● **Assignment**:
Could you copy each line of the entries that contains "Topology"?

● **Materials provided**:

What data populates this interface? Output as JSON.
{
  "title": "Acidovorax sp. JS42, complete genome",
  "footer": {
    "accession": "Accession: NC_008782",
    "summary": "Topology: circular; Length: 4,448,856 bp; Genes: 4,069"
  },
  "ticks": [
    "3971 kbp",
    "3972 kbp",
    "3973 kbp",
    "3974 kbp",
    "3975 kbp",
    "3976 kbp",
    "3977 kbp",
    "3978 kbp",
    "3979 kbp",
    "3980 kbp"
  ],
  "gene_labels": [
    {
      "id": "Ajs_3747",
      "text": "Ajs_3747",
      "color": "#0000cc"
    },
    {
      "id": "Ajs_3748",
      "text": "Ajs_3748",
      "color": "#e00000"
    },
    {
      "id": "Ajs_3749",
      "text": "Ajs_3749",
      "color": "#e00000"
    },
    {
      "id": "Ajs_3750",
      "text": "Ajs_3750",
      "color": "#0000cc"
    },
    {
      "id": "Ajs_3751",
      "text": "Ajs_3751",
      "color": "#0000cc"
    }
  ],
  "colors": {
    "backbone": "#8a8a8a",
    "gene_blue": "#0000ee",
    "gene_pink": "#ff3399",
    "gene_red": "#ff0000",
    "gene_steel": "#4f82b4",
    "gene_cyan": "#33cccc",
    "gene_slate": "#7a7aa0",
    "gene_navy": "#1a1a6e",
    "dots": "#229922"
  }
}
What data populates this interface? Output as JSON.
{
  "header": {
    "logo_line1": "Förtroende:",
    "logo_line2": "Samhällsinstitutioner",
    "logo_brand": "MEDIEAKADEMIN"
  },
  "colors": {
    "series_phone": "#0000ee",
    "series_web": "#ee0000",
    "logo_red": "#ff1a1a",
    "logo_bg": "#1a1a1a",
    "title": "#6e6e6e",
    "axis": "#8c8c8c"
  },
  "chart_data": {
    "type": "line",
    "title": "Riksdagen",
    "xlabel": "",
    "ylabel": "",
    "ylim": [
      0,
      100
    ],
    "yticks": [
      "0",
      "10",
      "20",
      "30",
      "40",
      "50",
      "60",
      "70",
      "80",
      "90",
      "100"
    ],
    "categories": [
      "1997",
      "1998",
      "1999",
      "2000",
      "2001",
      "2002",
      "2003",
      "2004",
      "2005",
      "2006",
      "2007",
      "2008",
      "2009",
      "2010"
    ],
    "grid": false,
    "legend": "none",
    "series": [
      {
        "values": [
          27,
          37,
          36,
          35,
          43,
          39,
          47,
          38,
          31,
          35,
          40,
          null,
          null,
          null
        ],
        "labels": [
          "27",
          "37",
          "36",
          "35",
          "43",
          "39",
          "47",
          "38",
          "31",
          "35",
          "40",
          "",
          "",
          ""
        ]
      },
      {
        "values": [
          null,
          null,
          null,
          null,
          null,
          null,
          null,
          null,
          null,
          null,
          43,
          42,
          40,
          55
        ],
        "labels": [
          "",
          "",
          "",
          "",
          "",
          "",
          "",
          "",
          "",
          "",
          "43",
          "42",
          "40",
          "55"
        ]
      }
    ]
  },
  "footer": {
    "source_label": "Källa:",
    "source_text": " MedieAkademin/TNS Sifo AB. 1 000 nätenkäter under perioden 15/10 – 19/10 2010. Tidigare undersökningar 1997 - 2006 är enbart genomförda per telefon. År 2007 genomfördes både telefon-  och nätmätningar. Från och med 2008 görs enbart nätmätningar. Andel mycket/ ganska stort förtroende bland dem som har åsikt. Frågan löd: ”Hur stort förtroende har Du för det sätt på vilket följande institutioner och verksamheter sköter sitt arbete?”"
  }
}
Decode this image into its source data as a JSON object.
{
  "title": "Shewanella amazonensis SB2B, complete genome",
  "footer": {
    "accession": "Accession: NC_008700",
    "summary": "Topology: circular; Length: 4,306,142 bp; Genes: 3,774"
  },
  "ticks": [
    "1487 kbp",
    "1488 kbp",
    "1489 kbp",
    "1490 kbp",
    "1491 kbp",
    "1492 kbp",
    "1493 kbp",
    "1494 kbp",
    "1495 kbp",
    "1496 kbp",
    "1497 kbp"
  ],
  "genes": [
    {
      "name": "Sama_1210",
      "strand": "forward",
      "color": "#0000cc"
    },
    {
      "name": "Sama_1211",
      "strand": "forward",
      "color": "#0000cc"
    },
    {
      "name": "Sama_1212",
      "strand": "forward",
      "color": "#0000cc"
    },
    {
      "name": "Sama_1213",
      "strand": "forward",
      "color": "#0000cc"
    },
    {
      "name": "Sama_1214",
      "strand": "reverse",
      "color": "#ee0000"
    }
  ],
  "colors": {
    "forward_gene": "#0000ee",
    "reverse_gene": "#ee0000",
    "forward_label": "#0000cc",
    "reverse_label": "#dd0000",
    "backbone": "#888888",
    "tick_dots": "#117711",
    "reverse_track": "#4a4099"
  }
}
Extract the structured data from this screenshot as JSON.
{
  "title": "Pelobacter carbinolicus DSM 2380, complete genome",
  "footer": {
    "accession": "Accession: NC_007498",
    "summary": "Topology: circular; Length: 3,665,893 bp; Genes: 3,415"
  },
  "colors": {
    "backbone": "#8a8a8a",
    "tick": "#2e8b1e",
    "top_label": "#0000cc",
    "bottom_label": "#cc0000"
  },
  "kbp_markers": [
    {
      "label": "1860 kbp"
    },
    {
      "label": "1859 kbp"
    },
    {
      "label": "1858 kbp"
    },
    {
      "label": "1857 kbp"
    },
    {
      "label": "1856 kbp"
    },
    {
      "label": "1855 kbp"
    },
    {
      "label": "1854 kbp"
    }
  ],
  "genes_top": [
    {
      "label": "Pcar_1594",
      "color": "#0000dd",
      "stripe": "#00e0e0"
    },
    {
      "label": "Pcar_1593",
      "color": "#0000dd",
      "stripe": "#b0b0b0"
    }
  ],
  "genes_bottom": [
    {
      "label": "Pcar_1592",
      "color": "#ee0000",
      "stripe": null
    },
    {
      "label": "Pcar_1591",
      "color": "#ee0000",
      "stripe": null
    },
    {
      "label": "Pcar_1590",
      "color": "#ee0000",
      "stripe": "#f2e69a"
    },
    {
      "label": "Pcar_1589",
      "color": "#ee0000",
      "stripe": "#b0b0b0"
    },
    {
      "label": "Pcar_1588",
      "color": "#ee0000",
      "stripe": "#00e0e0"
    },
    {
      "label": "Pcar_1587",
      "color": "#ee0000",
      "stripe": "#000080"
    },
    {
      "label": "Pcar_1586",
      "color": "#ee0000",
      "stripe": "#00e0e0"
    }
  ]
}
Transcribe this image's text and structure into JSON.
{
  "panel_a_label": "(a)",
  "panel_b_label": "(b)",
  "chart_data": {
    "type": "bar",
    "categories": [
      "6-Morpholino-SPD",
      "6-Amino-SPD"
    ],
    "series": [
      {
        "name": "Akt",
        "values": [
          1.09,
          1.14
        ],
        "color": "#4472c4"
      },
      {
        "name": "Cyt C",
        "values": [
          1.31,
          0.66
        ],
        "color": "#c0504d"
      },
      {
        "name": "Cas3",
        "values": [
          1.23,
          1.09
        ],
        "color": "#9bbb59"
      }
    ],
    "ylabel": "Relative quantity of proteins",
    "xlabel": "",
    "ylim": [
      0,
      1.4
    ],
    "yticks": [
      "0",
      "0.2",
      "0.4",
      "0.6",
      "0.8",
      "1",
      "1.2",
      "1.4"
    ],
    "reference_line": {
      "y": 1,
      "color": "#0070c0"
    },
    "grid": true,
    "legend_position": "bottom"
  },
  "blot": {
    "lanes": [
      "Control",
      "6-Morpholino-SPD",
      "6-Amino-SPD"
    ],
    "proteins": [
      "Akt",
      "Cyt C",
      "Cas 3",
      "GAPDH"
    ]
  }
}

● **Answer area**:
    "summary": "Topology: circular; Length: 4,448,856 bp; Genes: 4,069"
    "summary": "Topology: circular; Length: 4,306,142 bp; Genes: 3,774"
    "summary": "Topology: circular; Length: 3,665,893 bp; Genes: 3,415"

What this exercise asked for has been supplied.